### Task details
Tally the lines containing "OAuth" and report the number alone.

[Stored data]
----------
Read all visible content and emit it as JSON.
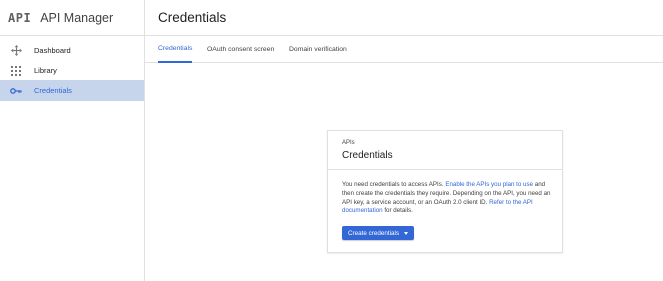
{
  "header": {
    "logo_text": "API",
    "app_title": "API Manager",
    "page_title": "Credentials"
  },
  "sidebar": {
    "items": [
      {
        "label": "Dashboard",
        "icon": "dashboard-icon",
        "active": false
      },
      {
        "label": "Library",
        "icon": "library-icon",
        "active": false
      },
      {
        "label": "Credentials",
        "icon": "key-icon",
        "active": true
      }
    ]
  },
  "tabs": [
    {
      "label": "Credentials",
      "active": true
    },
    {
      "label": "OAuth consent screen",
      "active": false
    },
    {
      "label": "Domain verification",
      "active": false
    }
  ],
  "card": {
    "eyebrow": "APIs",
    "title": "Credentials",
    "body_text_1": "You need credentials to access APIs. ",
    "link_enable": "Enable the APIs you plan to use",
    "body_text_2": " and then create the credentials they require. Depending on the API, you need an API key, a service account, or an OAuth 2.0 client ID. ",
    "link_docs": "Refer to the API documentation",
    "body_text_3": " for details.",
    "create_button": "Create credentials"
  },
  "colors": {
    "accent": "#3367d6",
    "active_nav_bg": "#c6d5ec",
    "border": "#e0e0e0"
  }
}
----------
### Task output
2